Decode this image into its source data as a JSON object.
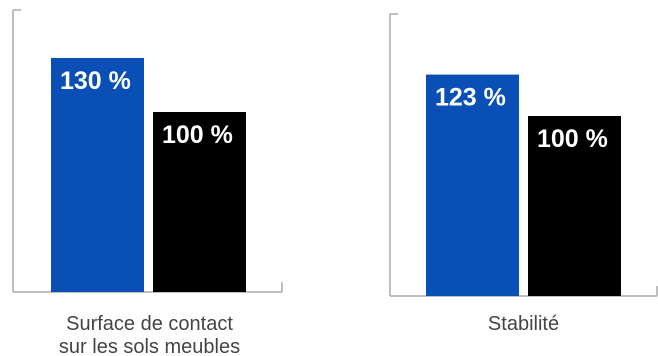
{
  "chart_data": [
    {
      "type": "bar",
      "categories": [
        "Surface de contact sur les sols meubles"
      ],
      "category_lines": [
        "Surface de contact",
        "sur les sols meubles"
      ],
      "ylim": [
        0,
        160
      ],
      "series": [
        {
          "values": [
            130
          ],
          "labels": [
            "130 %"
          ],
          "color": "#0a4fb5"
        },
        {
          "values": [
            100
          ],
          "labels": [
            "100 %"
          ],
          "color": "#000000"
        }
      ],
      "grid": false
    },
    {
      "type": "bar",
      "categories": [
        "Stabilité"
      ],
      "category_lines": [
        "Stabilité"
      ],
      "ylim": [
        0,
        160
      ],
      "series": [
        {
          "values": [
            123
          ],
          "labels": [
            "123 %"
          ],
          "color": "#0a4fb5"
        },
        {
          "values": [
            100
          ],
          "labels": [
            "100 %"
          ],
          "color": "#000000"
        }
      ],
      "grid": false
    }
  ],
  "colors": {
    "axis": "#aaaaaa",
    "blue_label_text": "#ffffff",
    "black_label_text": "#ffffff",
    "category_text": "#444444"
  }
}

_ _ _ _ _ _ _

▶ **Request**:
What you return should match the records above word for word, minus the pictures.

▶ **Answer to this task**:
Decode this image into its source data as a JSON object.
{
  "chart_data": [
    {
      "type": "bar",
      "categories": [
        "Surface de contact sur les sols meubles"
      ],
      "category_lines": [
        "Surface de contact",
        "sur les sols meubles"
      ],
      "ylim": [
        0,
        160
      ],
      "series": [
        {
          "values": [
            130
          ],
          "labels": [
            "130 %"
          ],
          "color": "#0a4fb5"
        },
        {
          "values": [
            100
          ],
          "labels": [
            "100 %"
          ],
          "color": "#000000"
        }
      ],
      "grid": false
    },
    {
      "type": "bar",
      "categories": [
        "Stabilité"
      ],
      "category_lines": [
        "Stabilité"
      ],
      "ylim": [
        0,
        160
      ],
      "series": [
        {
          "values": [
            123
          ],
          "labels": [
            "123 %"
          ],
          "color": "#0a4fb5"
        },
        {
          "values": [
            100
          ],
          "labels": [
            "100 %"
          ],
          "color": "#000000"
        }
      ],
      "grid": false
    }
  ],
  "colors": {
    "axis": "#aaaaaa",
    "blue_label_text": "#ffffff",
    "black_label_text": "#ffffff",
    "category_text": "#444444"
  }
}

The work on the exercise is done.